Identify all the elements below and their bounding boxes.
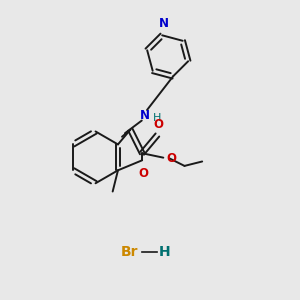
Text: O: O xyxy=(167,152,177,165)
Text: H: H xyxy=(158,244,170,259)
Text: N: N xyxy=(140,109,150,122)
Text: H: H xyxy=(153,112,161,123)
Text: Br: Br xyxy=(121,244,138,259)
Text: O: O xyxy=(153,118,163,131)
Text: O: O xyxy=(138,167,148,180)
Text: N: N xyxy=(159,17,169,30)
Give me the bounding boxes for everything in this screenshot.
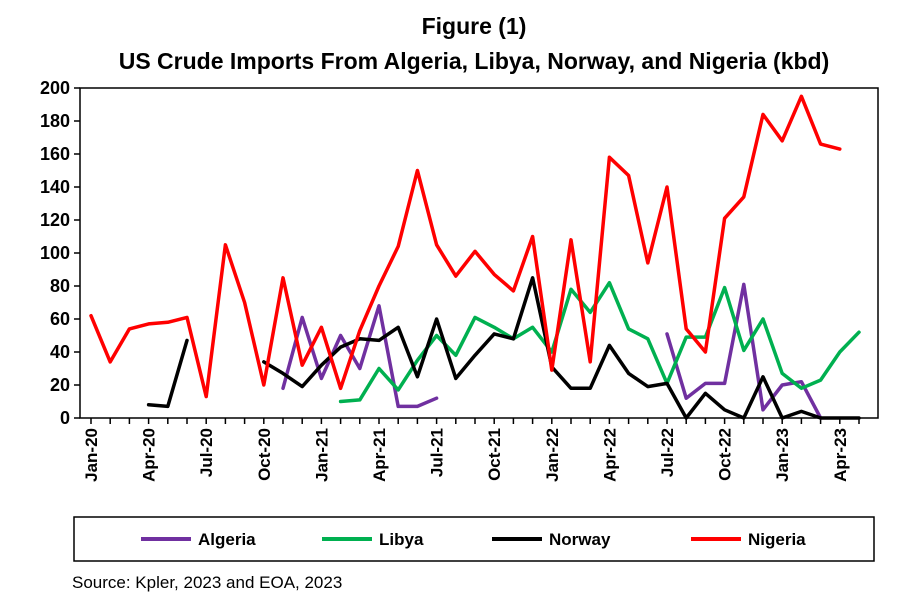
x-tick-label: Jul-20 bbox=[197, 428, 216, 477]
legend-items: Algeria Libya Norway Nigeria bbox=[141, 530, 806, 549]
chart-subtitle: US Crude Imports From Algeria, Libya, No… bbox=[119, 48, 830, 74]
legend-label-libya: Libya bbox=[379, 530, 424, 549]
x-axis-ticks: Jan-20 Apr-20 Jul-20 Oct-20 Jan-21 Apr-21 Jul-… bbox=[82, 418, 860, 482]
x-tick-label: Apr-21 bbox=[370, 428, 389, 482]
y-tick-label: 40 bbox=[50, 342, 70, 362]
x-tick-label: Jul-22 bbox=[658, 428, 677, 477]
series-line-nigeria bbox=[89, 94, 842, 399]
y-tick-label: 200 bbox=[40, 78, 70, 98]
plot-area-frame bbox=[79, 87, 879, 419]
x-tick-label: Apr-22 bbox=[600, 428, 619, 482]
x-tick-label: Apr-20 bbox=[140, 428, 159, 482]
x-tick-label: Jan-21 bbox=[312, 428, 331, 482]
x-tick-label: Apr-23 bbox=[831, 428, 850, 482]
chart-title: Figure (1) bbox=[422, 13, 527, 39]
legend-label-nigeria: Nigeria bbox=[748, 530, 806, 549]
x-tick-label: Jul-21 bbox=[428, 428, 447, 477]
x-tick-label: Jan-22 bbox=[543, 428, 562, 482]
y-tick-label: 120 bbox=[40, 210, 70, 230]
y-tick-label: 180 bbox=[40, 111, 70, 131]
y-tick-label: 80 bbox=[50, 276, 70, 296]
y-tick-label: 140 bbox=[40, 177, 70, 197]
legend-label-algeria: Algeria bbox=[198, 530, 256, 549]
y-tick-label: 20 bbox=[50, 375, 70, 395]
y-tick-label: 100 bbox=[40, 243, 70, 263]
series-line-algeria bbox=[281, 304, 439, 409]
series-line-norway bbox=[262, 276, 861, 420]
series-lines bbox=[89, 94, 861, 420]
x-tick-label: Oct-20 bbox=[255, 428, 274, 481]
y-tick-label: 0 bbox=[60, 408, 70, 428]
y-axis-ticks: 0 20 40 60 80 100 120 140 160 180 200 bbox=[40, 78, 80, 428]
x-tick-label: Oct-22 bbox=[716, 428, 735, 481]
series-line-norway bbox=[146, 338, 189, 409]
x-tick-label: Jan-23 bbox=[773, 428, 792, 482]
legend-label-norway: Norway bbox=[549, 530, 611, 549]
y-tick-label: 60 bbox=[50, 309, 70, 329]
x-tick-label: Jan-20 bbox=[82, 428, 101, 482]
x-tick-label: Oct-21 bbox=[485, 428, 504, 481]
source-note: Source: Kpler, 2023 and EOA, 2023 bbox=[72, 573, 342, 592]
y-tick-label: 160 bbox=[40, 144, 70, 164]
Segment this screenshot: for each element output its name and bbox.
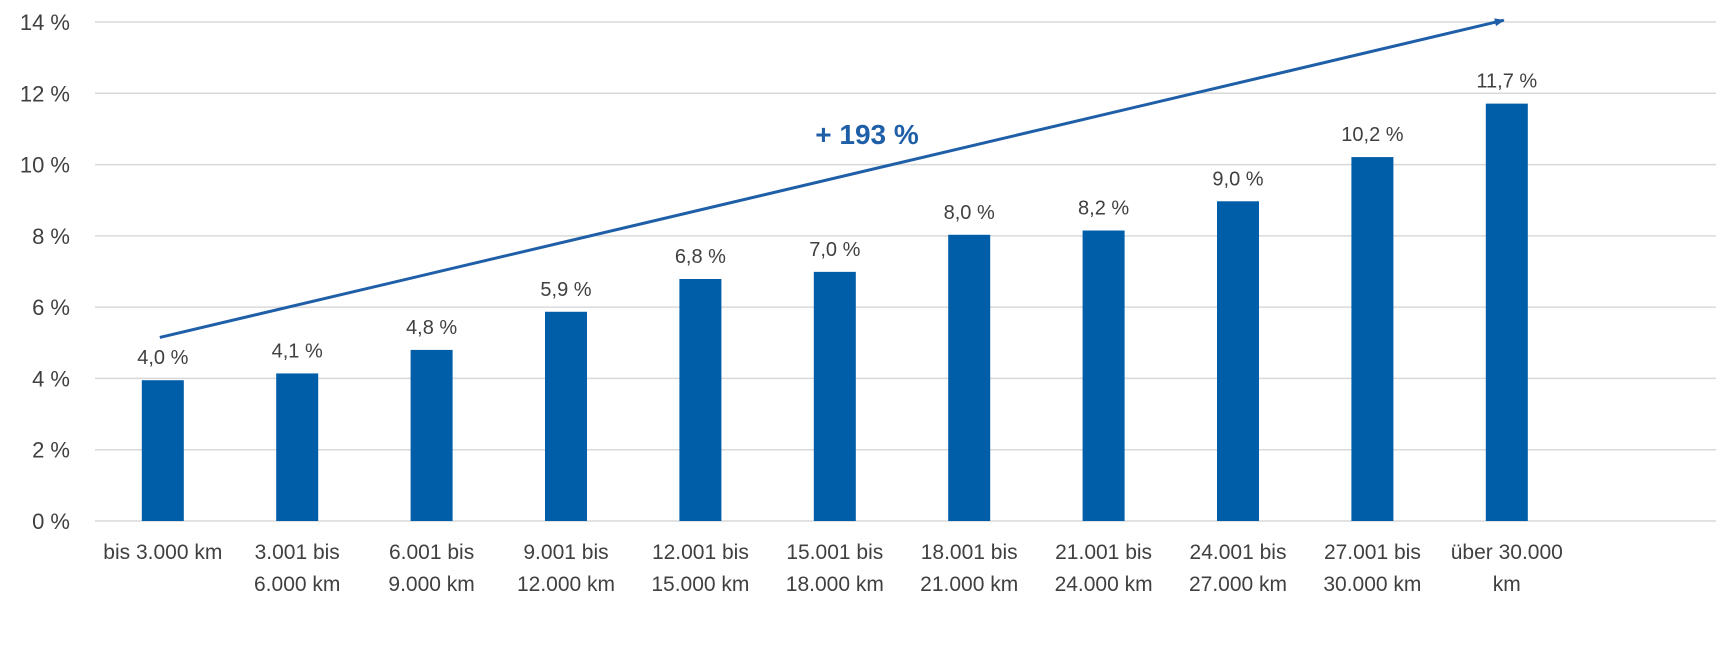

++++++++

#### What the task requires:
Arrange the data lines from the one containing "Text: O: O xyxy=(167,152,177,165)" through the one containing "Give me the" as a Markdown table with the columns Row and Line. Leave out any blank lines.

#### Task response:
| Row | Line |
|---|---|
| 1 | Text: O: O xyxy=(167,152,177,165) |
| 2 | Text: H: H xyxy=(158,244,170,259) |
| 3 | Text: N: N xyxy=(140,109,150,122) |
| 4 | Text: H: H xyxy=(153,112,161,123) |
| 5 | Text: Br: Br xyxy=(121,244,138,259) |
| 6 | Text: O: O xyxy=(153,118,163,131) |
| 7 | Text: O: O xyxy=(138,167,148,180) |
| 8 | Text: N: N xyxy=(159,17,169,30) |
| 9 | Give me the bounding boxes for everything in this screenshot. |